* [WRITTEN REQUEST] Write out every record below exactly as it appears.
>> begin INPUT DATA
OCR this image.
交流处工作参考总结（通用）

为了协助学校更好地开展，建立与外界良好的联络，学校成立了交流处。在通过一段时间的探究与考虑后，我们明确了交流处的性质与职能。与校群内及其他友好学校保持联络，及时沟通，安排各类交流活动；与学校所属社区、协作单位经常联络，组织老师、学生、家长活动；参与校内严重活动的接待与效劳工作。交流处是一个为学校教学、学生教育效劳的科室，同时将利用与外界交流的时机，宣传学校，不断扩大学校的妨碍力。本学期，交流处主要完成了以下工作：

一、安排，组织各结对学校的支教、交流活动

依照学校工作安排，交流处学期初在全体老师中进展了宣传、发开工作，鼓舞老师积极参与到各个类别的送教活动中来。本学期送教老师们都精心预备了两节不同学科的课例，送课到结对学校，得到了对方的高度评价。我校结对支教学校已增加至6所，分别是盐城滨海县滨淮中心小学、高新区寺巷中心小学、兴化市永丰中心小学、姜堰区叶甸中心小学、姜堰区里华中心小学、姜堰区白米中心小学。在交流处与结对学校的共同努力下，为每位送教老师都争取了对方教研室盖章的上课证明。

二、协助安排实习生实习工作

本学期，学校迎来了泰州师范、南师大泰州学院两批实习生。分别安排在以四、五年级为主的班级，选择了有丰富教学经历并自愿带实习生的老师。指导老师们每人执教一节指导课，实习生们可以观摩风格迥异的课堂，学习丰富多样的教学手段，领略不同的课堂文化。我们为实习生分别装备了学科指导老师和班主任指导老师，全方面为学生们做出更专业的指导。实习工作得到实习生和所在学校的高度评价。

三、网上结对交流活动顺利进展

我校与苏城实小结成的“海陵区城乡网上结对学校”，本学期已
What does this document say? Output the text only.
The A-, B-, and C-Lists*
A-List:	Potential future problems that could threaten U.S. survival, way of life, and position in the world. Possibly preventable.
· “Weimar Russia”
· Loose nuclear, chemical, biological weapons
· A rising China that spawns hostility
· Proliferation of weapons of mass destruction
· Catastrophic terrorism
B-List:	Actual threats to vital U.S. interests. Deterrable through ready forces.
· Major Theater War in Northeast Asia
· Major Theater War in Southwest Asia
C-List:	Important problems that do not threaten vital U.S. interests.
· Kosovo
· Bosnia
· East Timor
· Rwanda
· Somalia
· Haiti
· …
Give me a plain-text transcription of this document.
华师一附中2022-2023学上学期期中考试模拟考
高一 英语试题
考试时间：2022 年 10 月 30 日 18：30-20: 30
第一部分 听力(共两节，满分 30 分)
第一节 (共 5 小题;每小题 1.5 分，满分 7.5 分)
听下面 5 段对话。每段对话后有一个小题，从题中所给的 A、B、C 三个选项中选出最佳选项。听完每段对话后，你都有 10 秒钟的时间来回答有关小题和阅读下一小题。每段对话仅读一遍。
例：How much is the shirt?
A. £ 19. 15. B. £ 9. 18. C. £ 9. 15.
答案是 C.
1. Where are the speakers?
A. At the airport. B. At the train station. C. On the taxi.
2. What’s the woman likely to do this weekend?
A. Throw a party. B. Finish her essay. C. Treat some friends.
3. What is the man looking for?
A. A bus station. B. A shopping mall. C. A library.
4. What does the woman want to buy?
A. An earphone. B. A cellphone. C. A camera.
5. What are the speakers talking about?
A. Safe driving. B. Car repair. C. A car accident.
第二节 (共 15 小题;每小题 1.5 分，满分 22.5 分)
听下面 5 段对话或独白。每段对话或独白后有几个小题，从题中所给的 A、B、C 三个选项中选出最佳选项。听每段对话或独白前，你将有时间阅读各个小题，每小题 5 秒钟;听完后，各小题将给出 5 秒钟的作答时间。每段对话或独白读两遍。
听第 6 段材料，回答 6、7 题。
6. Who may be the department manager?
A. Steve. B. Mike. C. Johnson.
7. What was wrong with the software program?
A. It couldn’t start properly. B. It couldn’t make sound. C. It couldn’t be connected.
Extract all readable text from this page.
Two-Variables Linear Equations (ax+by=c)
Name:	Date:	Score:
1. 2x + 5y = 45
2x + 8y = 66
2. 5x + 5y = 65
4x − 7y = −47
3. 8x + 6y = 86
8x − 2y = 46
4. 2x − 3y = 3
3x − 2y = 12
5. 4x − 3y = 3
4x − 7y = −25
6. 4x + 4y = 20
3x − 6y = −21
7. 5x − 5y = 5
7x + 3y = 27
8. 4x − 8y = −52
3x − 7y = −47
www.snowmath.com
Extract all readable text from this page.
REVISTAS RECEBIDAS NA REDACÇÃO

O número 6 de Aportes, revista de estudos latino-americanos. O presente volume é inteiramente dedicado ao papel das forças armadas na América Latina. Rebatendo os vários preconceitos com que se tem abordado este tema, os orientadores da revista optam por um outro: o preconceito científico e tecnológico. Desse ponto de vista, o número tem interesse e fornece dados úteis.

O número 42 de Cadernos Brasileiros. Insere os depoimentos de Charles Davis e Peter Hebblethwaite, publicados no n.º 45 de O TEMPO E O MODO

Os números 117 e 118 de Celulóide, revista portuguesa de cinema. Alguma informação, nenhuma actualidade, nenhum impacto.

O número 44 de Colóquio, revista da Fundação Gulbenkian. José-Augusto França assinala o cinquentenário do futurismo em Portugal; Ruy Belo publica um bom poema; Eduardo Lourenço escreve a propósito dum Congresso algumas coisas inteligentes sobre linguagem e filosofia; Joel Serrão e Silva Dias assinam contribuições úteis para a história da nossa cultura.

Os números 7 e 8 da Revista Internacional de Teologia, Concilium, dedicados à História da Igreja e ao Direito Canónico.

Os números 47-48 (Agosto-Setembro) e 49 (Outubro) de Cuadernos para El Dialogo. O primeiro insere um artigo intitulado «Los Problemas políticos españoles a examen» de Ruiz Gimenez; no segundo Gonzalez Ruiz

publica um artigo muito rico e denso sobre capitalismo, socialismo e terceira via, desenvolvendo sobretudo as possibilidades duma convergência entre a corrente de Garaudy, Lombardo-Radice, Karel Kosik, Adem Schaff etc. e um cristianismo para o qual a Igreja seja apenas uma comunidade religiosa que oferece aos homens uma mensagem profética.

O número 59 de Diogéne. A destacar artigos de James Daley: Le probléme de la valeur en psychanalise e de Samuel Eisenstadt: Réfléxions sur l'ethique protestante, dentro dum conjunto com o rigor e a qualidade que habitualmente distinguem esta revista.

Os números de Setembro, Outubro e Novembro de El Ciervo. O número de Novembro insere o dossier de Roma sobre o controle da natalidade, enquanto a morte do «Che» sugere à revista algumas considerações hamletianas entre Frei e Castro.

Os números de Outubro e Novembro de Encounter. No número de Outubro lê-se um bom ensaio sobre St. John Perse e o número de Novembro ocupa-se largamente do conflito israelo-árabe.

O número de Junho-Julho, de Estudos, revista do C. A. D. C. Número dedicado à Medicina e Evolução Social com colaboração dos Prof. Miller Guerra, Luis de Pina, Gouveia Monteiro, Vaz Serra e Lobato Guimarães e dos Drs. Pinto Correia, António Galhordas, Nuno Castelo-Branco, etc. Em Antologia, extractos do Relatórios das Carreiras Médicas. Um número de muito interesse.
>> end INPUT DATA
* [EXERCISE RESPONSE]
OCR this image.
交流处工作参考总结（通用）

为了协助学校更好地开展，建立与外界良好的联络，学校成立了交流处。在通过一段时间的探究与考虑后，我们明确了交流处的性质与职能。与校群内及其他友好学校保持联络，及时沟通，安排各类交流活动；与学校所属社区、协作单位经常联络，组织老师、学生、家长活动；参与校内严重活动的接待与效劳工作。交流处是一个为学校教学、学生教育效劳的科室，同时将利用与外界交流的时机，宣传学校，不断扩大学校的妨碍力。本学期，交流处主要完成了以下工作：

一、安排，组织各结对学校的支教、交流活动

依照学校工作安排，交流处学期初在全体老师中进展了宣传、发开工作，鼓舞老师积极参与到各个类别的送教活动中来。本学期送教老师们都精心预备了两节不同学科的课例，送课到结对学校，得到了对方的高度评价。我校结对支教学校已增加至6所，分别是盐城滨海县滨淮中心小学、高新区寺巷中心小学、兴化市永丰中心小学、姜堰区叶甸中心小学、姜堰区里华中心小学、姜堰区白米中心小学。在交流处与结对学校的共同努力下，为每位送教老师都争取了对方教研室盖章的上课证明。

二、协助安排实习生实习工作

本学期，学校迎来了泰州师范、南师大泰州学院两批实习生。分别安排在以四、五年级为主的班级，选择了有丰富教学经历并自愿带实习生的老师。指导老师们每人执教一节指导课，实习生们可以观摩风格迥异的课堂，学习丰富多样的教学手段，领略不同的课堂文化。我们为实习生分别装备了学科指导老师和班主任指导老师，全方面为学生们做出更专业的指导。实习工作得到实习生和所在学校的高度评价。

三、网上结对交流活动顺利进展

我校与苏城实小结成的“海陵区城乡网上结对学校”，本学期已
What does this document say? Output the text only.
The A-, B-, and C-Lists*
A-List:	Potential future problems that could threaten U.S. survival, way of life, and position in the world. Possibly preventable.
· “Weimar Russia”
· Loose nuclear, chemical, biological weapons
· A rising China that spawns hostility
· Proliferation of weapons of mass destruction
· Catastrophic terrorism
B-List:	Actual threats to vital U.S. interests. Deterrable through ready forces.
· Major Theater War in Northeast Asia
· Major Theater War in Southwest Asia
C-List:	Important problems that do not threaten vital U.S. interests.
· Kosovo
· Bosnia
· East Timor
· Rwanda
· Somalia
· Haiti
· …
Give me a plain-text transcription of this document.
华师一附中2022-2023学上学期期中考试模拟考
高一 英语试题
考试时间：2022 年 10 月 30 日 18：30-20: 30
第一部分 听力(共两节，满分 30 分)
第一节 (共 5 小题;每小题 1.5 分，满分 7.5 分)
听下面 5 段对话。每段对话后有一个小题，从题中所给的 A、B、C 三个选项中选出最佳选项。听完每段对话后，你都有 10 秒钟的时间来回答有关小题和阅读下一小题。每段对话仅读一遍。
例：How much is the shirt?
A. £ 19. 15. B. £ 9. 18. C. £ 9. 15.
答案是 C.
1. Where are the speakers?
A. At the airport. B. At the train station. C. On the taxi.
2. What’s the woman likely to do this weekend?
A. Throw a party. B. Finish her essay. C. Treat some friends.
3. What is the man looking for?
A. A bus station. B. A shopping mall. C. A library.
4. What does the woman want to buy?
A. An earphone. B. A cellphone. C. A camera.
5. What are the speakers talking about?
A. Safe driving. B. Car repair. C. A car accident.
第二节 (共 15 小题;每小题 1.5 分，满分 22.5 分)
听下面 5 段对话或独白。每段对话或独白后有几个小题，从题中所给的 A、B、C 三个选项中选出最佳选项。听每段对话或独白前，你将有时间阅读各个小题，每小题 5 秒钟;听完后，各小题将给出 5 秒钟的作答时间。每段对话或独白读两遍。
听第 6 段材料，回答 6、7 题。
6. Who may be the department manager?
A. Steve. B. Mike. C. Johnson.
7. What was wrong with the software program?
A. It couldn’t start properly. B. It couldn’t make sound. C. It couldn’t be connected.
Extract all readable text from this page.
Two-Variables Linear Equations (ax+by=c)
Name:	Date:	Score:
1. 2x + 5y = 45
2x + 8y = 66
2. 5x + 5y = 65
4x − 7y = −47
3. 8x + 6y = 86
8x − 2y = 46
4. 2x − 3y = 3
3x − 2y = 12
5. 4x − 3y = 3
4x − 7y = −25
6. 4x + 4y = 20
3x − 6y = −21
7. 5x − 5y = 5
7x + 3y = 27
8. 4x − 8y = −52
3x − 7y = −47
www.snowmath.com
Extract all readable text from this page.
REVISTAS RECEBIDAS NA REDACÇÃO

O número 6 de Aportes, revista de estudos latino-americanos. O presente volume é inteiramente dedicado ao papel das forças armadas na América Latina. Rebatendo os vários preconceitos com que se tem abordado este tema, os orientadores da revista optam por um outro: o preconceito científico e tecnológico. Desse ponto de vista, o número tem interesse e fornece dados úteis.

O número 42 de Cadernos Brasileiros. Insere os depoimentos de Charles Davis e Peter Hebblethwaite, publicados no n.º 45 de O TEMPO E O MODO

Os números 117 e 118 de Celulóide, revista portuguesa de cinema. Alguma informação, nenhuma actualidade, nenhum impacto.

O número 44 de Colóquio, revista da Fundação Gulbenkian. José-Augusto França assinala o cinquentenário do futurismo em Portugal; Ruy Belo publica um bom poema; Eduardo Lourenço escreve a propósito dum Congresso algumas coisas inteligentes sobre linguagem e filosofia; Joel Serrão e Silva Dias assinam contribuições úteis para a história da nossa cultura.

Os números 7 e 8 da Revista Internacional de Teologia, Concilium, dedicados à História da Igreja e ao Direito Canónico.

Os números 47-48 (Agosto-Setembro) e 49 (Outubro) de Cuadernos para El Dialogo. O primeiro insere um artigo intitulado «Los Problemas políticos españoles a examen» de Ruiz Gimenez; no segundo Gonzalez Ruiz

publica um artigo muito rico e denso sobre capitalismo, socialismo e terceira via, desenvolvendo sobretudo as possibilidades duma convergência entre a corrente de Garaudy, Lombardo-Radice, Karel Kosik, Adem Schaff etc. e um cristianismo para o qual a Igreja seja apenas uma comunidade religiosa que oferece aos homens uma mensagem profética.

O número 59 de Diogéne. A destacar artigos de James Daley: Le probléme de la valeur en psychanalise e de Samuel Eisenstadt: Réfléxions sur l'ethique protestante, dentro dum conjunto com o rigor e a qualidade que habitualmente distinguem esta revista.

Os números de Setembro, Outubro e Novembro de El Ciervo. O número de Novembro insere o dossier de Roma sobre o controle da natalidade, enquanto a morte do «Che» sugere à revista algumas considerações hamletianas entre Frei e Castro.

Os números de Outubro e Novembro de Encounter. No número de Outubro lê-se um bom ensaio sobre St. John Perse e o número de Novembro ocupa-se largamente do conflito israelo-árabe.

O número de Junho-Julho, de Estudos, revista do C. A. D. C. Número dedicado à Medicina e Evolução Social com colaboração dos Prof. Miller Guerra, Luis de Pina, Gouveia Monteiro, Vaz Serra e Lobato Guimarães e dos Drs. Pinto Correia, António Galhordas, Nuno Castelo-Branco, etc. Em Antologia, extractos do Relatórios das Carreiras Médicas. Um número de muito interesse.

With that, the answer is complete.